● Exercise task
Reproduce every entry exactly.

+--

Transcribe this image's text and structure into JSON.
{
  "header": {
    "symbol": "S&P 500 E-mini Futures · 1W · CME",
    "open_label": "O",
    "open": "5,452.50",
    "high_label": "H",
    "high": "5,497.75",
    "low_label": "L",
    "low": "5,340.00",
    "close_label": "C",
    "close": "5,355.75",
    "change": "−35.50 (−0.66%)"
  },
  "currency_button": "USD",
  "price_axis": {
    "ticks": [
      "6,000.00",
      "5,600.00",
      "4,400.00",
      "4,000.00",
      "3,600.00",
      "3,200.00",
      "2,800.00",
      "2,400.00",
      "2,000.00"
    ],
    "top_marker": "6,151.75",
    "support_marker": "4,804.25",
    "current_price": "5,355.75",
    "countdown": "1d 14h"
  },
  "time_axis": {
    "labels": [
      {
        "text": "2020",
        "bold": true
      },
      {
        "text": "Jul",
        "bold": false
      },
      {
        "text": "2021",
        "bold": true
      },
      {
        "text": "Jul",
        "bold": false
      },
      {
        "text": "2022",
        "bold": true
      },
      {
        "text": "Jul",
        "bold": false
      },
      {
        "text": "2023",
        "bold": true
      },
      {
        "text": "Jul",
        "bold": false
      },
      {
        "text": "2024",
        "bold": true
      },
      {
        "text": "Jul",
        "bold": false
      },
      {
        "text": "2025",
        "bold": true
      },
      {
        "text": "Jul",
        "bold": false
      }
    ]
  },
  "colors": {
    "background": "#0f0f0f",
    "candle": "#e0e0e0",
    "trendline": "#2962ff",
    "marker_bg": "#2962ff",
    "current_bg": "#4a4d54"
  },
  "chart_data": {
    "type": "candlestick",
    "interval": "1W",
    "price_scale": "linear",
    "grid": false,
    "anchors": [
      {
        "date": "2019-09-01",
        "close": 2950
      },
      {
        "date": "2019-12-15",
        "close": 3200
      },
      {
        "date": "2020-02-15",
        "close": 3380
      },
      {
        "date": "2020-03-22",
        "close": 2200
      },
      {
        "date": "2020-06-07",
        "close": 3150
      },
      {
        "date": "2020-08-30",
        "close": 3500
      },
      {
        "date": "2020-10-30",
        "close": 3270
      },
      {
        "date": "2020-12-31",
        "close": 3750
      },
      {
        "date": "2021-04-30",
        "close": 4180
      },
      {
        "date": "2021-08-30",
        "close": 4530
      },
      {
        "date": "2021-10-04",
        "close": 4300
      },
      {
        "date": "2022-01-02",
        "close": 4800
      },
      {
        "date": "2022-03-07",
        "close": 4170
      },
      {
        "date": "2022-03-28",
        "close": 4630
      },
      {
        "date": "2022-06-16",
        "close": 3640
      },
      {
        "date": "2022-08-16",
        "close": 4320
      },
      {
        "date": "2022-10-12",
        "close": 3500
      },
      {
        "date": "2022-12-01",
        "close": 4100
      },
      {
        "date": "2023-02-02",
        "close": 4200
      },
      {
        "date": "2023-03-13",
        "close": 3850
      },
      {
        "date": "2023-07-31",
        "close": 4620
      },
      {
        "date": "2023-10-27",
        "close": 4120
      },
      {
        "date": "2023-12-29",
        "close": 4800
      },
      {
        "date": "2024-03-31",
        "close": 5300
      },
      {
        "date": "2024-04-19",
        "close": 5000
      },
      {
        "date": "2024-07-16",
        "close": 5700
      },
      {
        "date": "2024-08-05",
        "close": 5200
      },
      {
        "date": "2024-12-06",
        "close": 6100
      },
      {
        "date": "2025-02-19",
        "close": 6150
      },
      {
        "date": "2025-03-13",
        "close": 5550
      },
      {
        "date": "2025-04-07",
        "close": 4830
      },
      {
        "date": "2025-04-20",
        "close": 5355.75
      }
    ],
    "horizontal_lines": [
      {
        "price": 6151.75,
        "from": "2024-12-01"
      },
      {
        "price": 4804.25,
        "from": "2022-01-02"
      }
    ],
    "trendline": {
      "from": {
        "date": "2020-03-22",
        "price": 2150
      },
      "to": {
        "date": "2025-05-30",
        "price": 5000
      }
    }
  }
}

+--

● Exercise answer
Transcribe this image's text and structure into JSON.
{
  "header": {
    "symbol": "S&P 500 E-mini Futures · 1W · CME",
    "open_label": "O",
    "open": "5,452.50",
    "high_label": "H",
    "high": "5,497.75",
    "low_label": "L",
    "low": "5,340.00",
    "close_label": "C",
    "close": "5,355.75",
    "change": "−35.50 (−0.66%)"
  },
  "currency_button": "USD",
  "price_axis": {
    "ticks": [
      "6,000.00",
      "5,600.00",
      "4,400.00",
      "4,000.00",
      "3,600.00",
      "3,200.00",
      "2,800.00",
      "2,400.00",
      "2,000.00"
    ],
    "top_marker": "6,151.75",
    "support_marker": "4,804.25",
    "current_price": "5,355.75",
    "countdown": "1d 14h"
  },
  "time_axis": {
    "labels": [
      {
        "text": "2020",
        "bold": true
      },
      {
        "text": "Jul",
        "bold": false
      },
      {
        "text": "2021",
        "bold": true
      },
      {
        "text": "Jul",
        "bold": false
      },
      {
        "text": "2022",
        "bold": true
      },
      {
        "text": "Jul",
        "bold": false
      },
      {
        "text": "2023",
        "bold": true
      },
      {
        "text": "Jul",
        "bold": false
      },
      {
        "text": "2024",
        "bold": true
      },
      {
        "text": "Jul",
        "bold": false
      },
      {
        "text": "2025",
        "bold": true
      },
      {
        "text": "Jul",
        "bold": false
      }
    ]
  },
  "colors": {
    "background": "#0f0f0f",
    "candle": "#e0e0e0",
    "trendline": "#2962ff",
    "marker_bg": "#2962ff",
    "current_bg": "#4a4d54"
  },
  "chart_data": {
    "type": "candlestick",
    "interval": "1W",
    "price_scale": "linear",
    "grid": false,
    "anchors": [
      {
        "date": "2019-09-01",
        "close": 2950
      },
      {
        "date": "2019-12-15",
        "close": 3200
      },
      {
        "date": "2020-02-15",
        "close": 3380
      },
      {
        "date": "2020-03-22",
        "close": 2200
      },
      {
        "date": "2020-06-07",
        "close": 3150
      },
      {
        "date": "2020-08-30",
        "close": 3500
      },
      {
        "date": "2020-10-30",
        "close": 3270
      },
      {
        "date": "2020-12-31",
        "close": 3750
      },
      {
        "date": "2021-04-30",
        "close": 4180
      },
      {
        "date": "2021-08-30",
        "close": 4530
      },
      {
        "date": "2021-10-04",
        "close": 4300
      },
      {
        "date": "2022-01-02",
        "close": 4800
      },
      {
        "date": "2022-03-07",
        "close": 4170
      },
      {
        "date": "2022-03-28",
        "close": 4630
      },
      {
        "date": "2022-06-16",
        "close": 3640
      },
      {
        "date": "2022-08-16",
        "close": 4320
      },
      {
        "date": "2022-10-12",
        "close": 3500
      },
      {
        "date": "2022-12-01",
        "close": 4100
      },
      {
        "date": "2023-02-02",
        "close": 4200
      },
      {
        "date": "2023-03-13",
        "close": 3850
      },
      {
        "date": "2023-07-31",
        "close": 4620
      },
      {
        "date": "2023-10-27",
        "close": 4120
      },
      {
        "date": "2023-12-29",
        "close": 4800
      },
      {
        "date": "2024-03-31",
        "close": 5300
      },
      {
        "date": "2024-04-19",
        "close": 5000
      },
      {
        "date": "2024-07-16",
        "close": 5700
      },
      {
        "date": "2024-08-05",
        "close": 5200
      },
      {
        "date": "2024-12-06",
        "close": 6100
      },
      {
        "date": "2025-02-19",
        "close": 6150
      },
      {
        "date": "2025-03-13",
        "close": 5550
      },
      {
        "date": "2025-04-07",
        "close": 4830
      },
      {
        "date": "2025-04-20",
        "close": 5355.75
      }
    ],
    "horizontal_lines": [
      {
        "price": 6151.75,
        "from": "2024-12-01"
      },
      {
        "price": 4804.25,
        "from": "2022-01-02"
      }
    ],
    "trendline": {
      "from": {
        "date": "2020-03-22",
        "price": 2150
      },
      "to": {
        "date": "2025-05-30",
        "price": 5000
      }
    }
  }
}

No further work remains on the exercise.